▶ **Exercise inputs**:
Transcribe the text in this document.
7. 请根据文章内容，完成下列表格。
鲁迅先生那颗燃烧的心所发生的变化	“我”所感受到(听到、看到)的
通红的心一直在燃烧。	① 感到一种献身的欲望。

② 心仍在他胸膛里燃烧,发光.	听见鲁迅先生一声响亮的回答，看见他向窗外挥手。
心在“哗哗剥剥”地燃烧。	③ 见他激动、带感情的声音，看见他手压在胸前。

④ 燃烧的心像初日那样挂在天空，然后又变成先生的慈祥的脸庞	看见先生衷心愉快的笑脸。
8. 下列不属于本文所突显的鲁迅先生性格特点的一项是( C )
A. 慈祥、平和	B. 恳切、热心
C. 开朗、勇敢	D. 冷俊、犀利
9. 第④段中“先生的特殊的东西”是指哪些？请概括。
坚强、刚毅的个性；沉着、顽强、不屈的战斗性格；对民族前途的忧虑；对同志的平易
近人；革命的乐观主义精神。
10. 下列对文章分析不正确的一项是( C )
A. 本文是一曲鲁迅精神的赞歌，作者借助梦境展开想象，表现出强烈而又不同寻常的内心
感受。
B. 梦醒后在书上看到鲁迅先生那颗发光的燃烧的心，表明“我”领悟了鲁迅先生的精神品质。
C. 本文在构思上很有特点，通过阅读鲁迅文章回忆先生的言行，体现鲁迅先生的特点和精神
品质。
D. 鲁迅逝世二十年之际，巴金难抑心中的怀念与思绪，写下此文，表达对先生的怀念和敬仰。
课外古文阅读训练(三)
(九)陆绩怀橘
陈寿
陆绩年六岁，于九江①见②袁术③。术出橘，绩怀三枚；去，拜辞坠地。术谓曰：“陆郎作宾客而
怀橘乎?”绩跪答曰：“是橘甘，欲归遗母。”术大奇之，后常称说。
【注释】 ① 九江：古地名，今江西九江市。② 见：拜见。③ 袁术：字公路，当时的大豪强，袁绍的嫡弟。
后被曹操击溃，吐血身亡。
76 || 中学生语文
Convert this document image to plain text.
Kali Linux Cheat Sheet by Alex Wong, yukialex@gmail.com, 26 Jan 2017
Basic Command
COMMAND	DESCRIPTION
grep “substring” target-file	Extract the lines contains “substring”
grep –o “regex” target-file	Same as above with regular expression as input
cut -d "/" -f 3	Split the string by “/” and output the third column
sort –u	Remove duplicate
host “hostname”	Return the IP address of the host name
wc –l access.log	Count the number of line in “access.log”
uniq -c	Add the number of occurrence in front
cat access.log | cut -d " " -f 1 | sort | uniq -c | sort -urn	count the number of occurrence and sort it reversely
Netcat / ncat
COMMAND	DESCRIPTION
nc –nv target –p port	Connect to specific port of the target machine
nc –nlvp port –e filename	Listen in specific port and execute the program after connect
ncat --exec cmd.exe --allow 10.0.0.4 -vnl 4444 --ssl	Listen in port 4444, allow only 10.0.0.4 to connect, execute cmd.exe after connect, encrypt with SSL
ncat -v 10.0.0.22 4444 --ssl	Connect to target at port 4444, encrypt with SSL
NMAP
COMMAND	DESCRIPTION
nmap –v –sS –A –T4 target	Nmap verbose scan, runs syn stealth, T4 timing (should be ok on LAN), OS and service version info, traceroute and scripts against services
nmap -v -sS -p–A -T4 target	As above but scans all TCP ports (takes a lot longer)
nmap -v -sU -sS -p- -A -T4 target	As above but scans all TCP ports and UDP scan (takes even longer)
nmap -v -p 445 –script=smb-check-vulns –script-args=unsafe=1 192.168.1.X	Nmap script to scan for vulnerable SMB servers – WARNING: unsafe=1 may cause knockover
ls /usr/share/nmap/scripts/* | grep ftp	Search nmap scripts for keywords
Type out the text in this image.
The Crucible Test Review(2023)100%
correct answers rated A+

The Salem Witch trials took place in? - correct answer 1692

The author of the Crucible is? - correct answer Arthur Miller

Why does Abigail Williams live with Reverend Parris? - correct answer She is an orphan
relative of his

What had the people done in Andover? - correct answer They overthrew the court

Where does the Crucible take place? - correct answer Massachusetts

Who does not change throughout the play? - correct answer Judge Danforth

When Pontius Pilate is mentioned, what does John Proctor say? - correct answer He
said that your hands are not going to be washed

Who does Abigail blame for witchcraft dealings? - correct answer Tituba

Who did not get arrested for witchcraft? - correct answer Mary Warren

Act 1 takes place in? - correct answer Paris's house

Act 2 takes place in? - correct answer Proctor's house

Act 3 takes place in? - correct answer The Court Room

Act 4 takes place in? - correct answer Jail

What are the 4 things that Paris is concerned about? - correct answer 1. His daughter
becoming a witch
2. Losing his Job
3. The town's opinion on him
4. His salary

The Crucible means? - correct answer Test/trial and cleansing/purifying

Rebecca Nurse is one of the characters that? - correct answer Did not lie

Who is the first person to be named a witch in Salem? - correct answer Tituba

▶ **Your goal**: Only lines holding the string "occurrence" are wanted; gather each one from the entries above.

▶ **Task answer**:
uniq -c	Add the number of occurrence in front
cat access.log | cut -d " " -f 1 | sort | uniq -c | sort -urn	count the number of occurrence and sort it reversely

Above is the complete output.